● **WRITTEN INSTRUCTION**
Output every entry exactly as written, but omit the pictures.

··· ENTRIES SUPPLIED ···

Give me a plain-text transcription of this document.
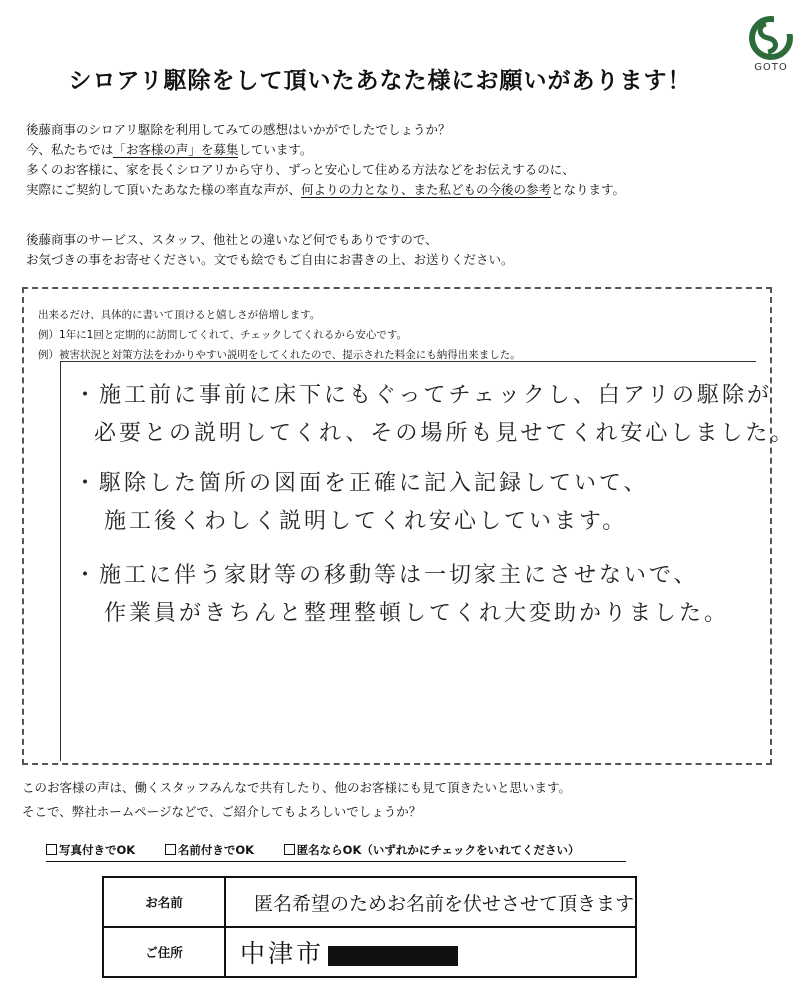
GOTO
シロアリ駆除をして頂いたあなた様にお願いがあります！

後藤商事のシロアリ駆除を利用してみての感想はいかがでしたでしょうか？

今、私たちでは「お客様の声」を募集しています。

多くのお客様に、家を長くシロアリから守り、ずっと安心して住める方法などをお伝えするのに、

実際にご契約して頂いたあなた様の率直な声が、何よりの力となり、また私どもの今後の参考となります。

後藤商事のサービス、スタッフ、他社との違いなど何でもありですので、

お気づきの事をお寄せください。文でも絵でもご自由にお書きの上、お送りください。

出来るだけ、具体的に書いて頂けると嬉しさが倍増します。

例）1年に1回と定期的に訪問してくれて、チェックしてくれるから安心です。

例）被害状況と対策方法をわかりやすい説明をしてくれたので、提示された料金にも納得出来ました。

・施工前に事前に床下にもぐってチェックし、白アリの駆除が

必要との説明してくれ、その場所も見せてくれ安心しました。

・駆除した箇所の図面を正確に記入記録していて、

施工後くわしく説明してくれ安心しています。

・施工に伴う家財等の移動等は一切家主にさせないで、

作業員がきちんと整理整頓してくれ大変助かりました。

このお客様の声は、働くスタッフみんなで共有したり、他のお客様にも見て頂きたいと思います。

そこで、弊社ホームページなどで、ご紹介してもよろしいでしょうか？

写真付きでOK	名前付きでOK	匿名ならOK（いずれかにチェックをいれてください）
お名前	匿名希望のためお名前を伏せさせて頂きます
ご住所	中津市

···

● **TASK ANSWER**
Give me a plain-text transcription of this document.
GOTO
シロアリ駆除をして頂いたあなた様にお願いがあります！

後藤商事のシロアリ駆除を利用してみての感想はいかがでしたでしょうか？

今、私たちでは「お客様の声」を募集しています。

多くのお客様に、家を長くシロアリから守り、ずっと安心して住める方法などをお伝えするのに、

実際にご契約して頂いたあなた様の率直な声が、何よりの力となり、また私どもの今後の参考となります。

後藤商事のサービス、スタッフ、他社との違いなど何でもありですので、

お気づきの事をお寄せください。文でも絵でもご自由にお書きの上、お送りください。

出来るだけ、具体的に書いて頂けると嬉しさが倍増します。

例）1年に1回と定期的に訪問してくれて、チェックしてくれるから安心です。

例）被害状況と対策方法をわかりやすい説明をしてくれたので、提示された料金にも納得出来ました。

・施工前に事前に床下にもぐってチェックし、白アリの駆除が

必要との説明してくれ、その場所も見せてくれ安心しました。

・駆除した箇所の図面を正確に記入記録していて、

施工後くわしく説明してくれ安心しています。

・施工に伴う家財等の移動等は一切家主にさせないで、

作業員がきちんと整理整頓してくれ大変助かりました。

このお客様の声は、働くスタッフみんなで共有したり、他のお客様にも見て頂きたいと思います。

そこで、弊社ホームページなどで、ご紹介してもよろしいでしょうか？

写真付きでOK	名前付きでOK	匿名ならOK（いずれかにチェックをいれてください）
お名前	匿名希望のためお名前を伏せさせて頂きます
ご住所	中津市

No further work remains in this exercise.